= Figure collection entries =

---------------

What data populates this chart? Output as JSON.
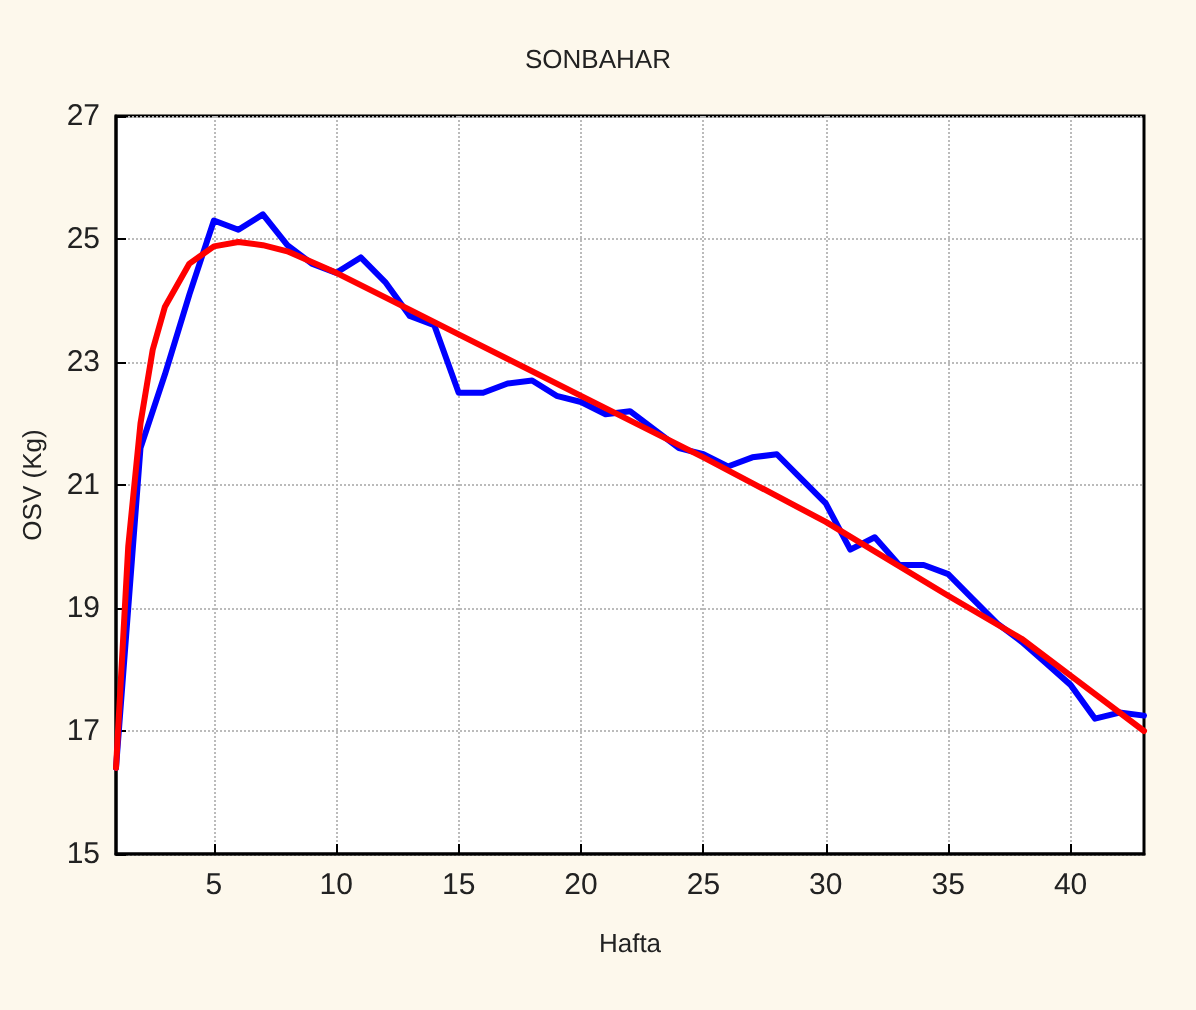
{
  "chart_data": {
    "type": "line",
    "title": "SONBAHAR",
    "xlabel": "Hafta",
    "ylabel": "OSV (Kg)",
    "xlim": [
      1,
      43
    ],
    "xticks": [
      5,
      10,
      15,
      20,
      25,
      30,
      35,
      40
    ],
    "ylim": [
      15,
      27
    ],
    "yticks": [
      15,
      17,
      19,
      21,
      23,
      25,
      27
    ],
    "grid": true,
    "marker": "none",
    "line_style": "solid",
    "series": [
      {
        "color": "#0000ff",
        "x": [
          1,
          2,
          3,
          4,
          5,
          6,
          7,
          8,
          9,
          10,
          11,
          12,
          13,
          14,
          15,
          16,
          17,
          18,
          19,
          20,
          21,
          22,
          23,
          24,
          25,
          26,
          27,
          28,
          29,
          30,
          31,
          32,
          33,
          34,
          35,
          36,
          37,
          38,
          39,
          40,
          41,
          42,
          43
        ],
        "values": [
          16.4,
          21.6,
          22.8,
          24.1,
          25.3,
          25.15,
          25.4,
          24.9,
          24.6,
          24.45,
          24.7,
          24.3,
          23.75,
          23.6,
          22.5,
          22.5,
          22.65,
          22.7,
          22.45,
          22.35,
          22.15,
          22.2,
          21.9,
          21.6,
          21.5,
          21.3,
          21.45,
          21.5,
          21.1,
          20.7,
          19.95,
          20.15,
          19.7,
          19.7,
          19.55,
          19.15,
          18.75,
          18.45,
          18.1,
          17.75,
          17.2,
          17.3,
          17.25
        ]
      },
      {
        "color": "#ff0000",
        "x": [
          1,
          1.5,
          2,
          2.5,
          3,
          4,
          5,
          6,
          7,
          8,
          10,
          12,
          15,
          20,
          25,
          30,
          35,
          38,
          40,
          43
        ],
        "values": [
          16.4,
          20,
          22,
          23.2,
          23.9,
          24.6,
          24.88,
          24.95,
          24.9,
          24.8,
          24.45,
          24.05,
          23.45,
          22.45,
          21.45,
          20.4,
          19.2,
          18.5,
          17.9,
          17
        ]
      }
    ]
  }
}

---------------

= Stated problem =
Copy every line of the data exactly as written, excluding the pictures.

= Answer for this exercise =
What data populates this chart? Output as JSON.
{
  "chart_data": {
    "type": "line",
    "title": "SONBAHAR",
    "xlabel": "Hafta",
    "ylabel": "OSV (Kg)",
    "xlim": [
      1,
      43
    ],
    "xticks": [
      5,
      10,
      15,
      20,
      25,
      30,
      35,
      40
    ],
    "ylim": [
      15,
      27
    ],
    "yticks": [
      15,
      17,
      19,
      21,
      23,
      25,
      27
    ],
    "grid": true,
    "marker": "none",
    "line_style": "solid",
    "series": [
      {
        "color": "#0000ff",
        "x": [
          1,
          2,
          3,
          4,
          5,
          6,
          7,
          8,
          9,
          10,
          11,
          12,
          13,
          14,
          15,
          16,
          17,
          18,
          19,
          20,
          21,
          22,
          23,
          24,
          25,
          26,
          27,
          28,
          29,
          30,
          31,
          32,
          33,
          34,
          35,
          36,
          37,
          38,
          39,
          40,
          41,
          42,
          43
        ],
        "values": [
          16.4,
          21.6,
          22.8,
          24.1,
          25.3,
          25.15,
          25.4,
          24.9,
          24.6,
          24.45,
          24.7,
          24.3,
          23.75,
          23.6,
          22.5,
          22.5,
          22.65,
          22.7,
          22.45,
          22.35,
          22.15,
          22.2,
          21.9,
          21.6,
          21.5,
          21.3,
          21.45,
          21.5,
          21.1,
          20.7,
          19.95,
          20.15,
          19.7,
          19.7,
          19.55,
          19.15,
          18.75,
          18.45,
          18.1,
          17.75,
          17.2,
          17.3,
          17.25
        ]
      },
      {
        "color": "#ff0000",
        "x": [
          1,
          1.5,
          2,
          2.5,
          3,
          4,
          5,
          6,
          7,
          8,
          10,
          12,
          15,
          20,
          25,
          30,
          35,
          38,
          40,
          43
        ],
        "values": [
          16.4,
          20,
          22,
          23.2,
          23.9,
          24.6,
          24.88,
          24.95,
          24.9,
          24.8,
          24.45,
          24.05,
          23.45,
          22.45,
          21.45,
          20.4,
          19.2,
          18.5,
          17.9,
          17
        ]
      }
    ]
  }
}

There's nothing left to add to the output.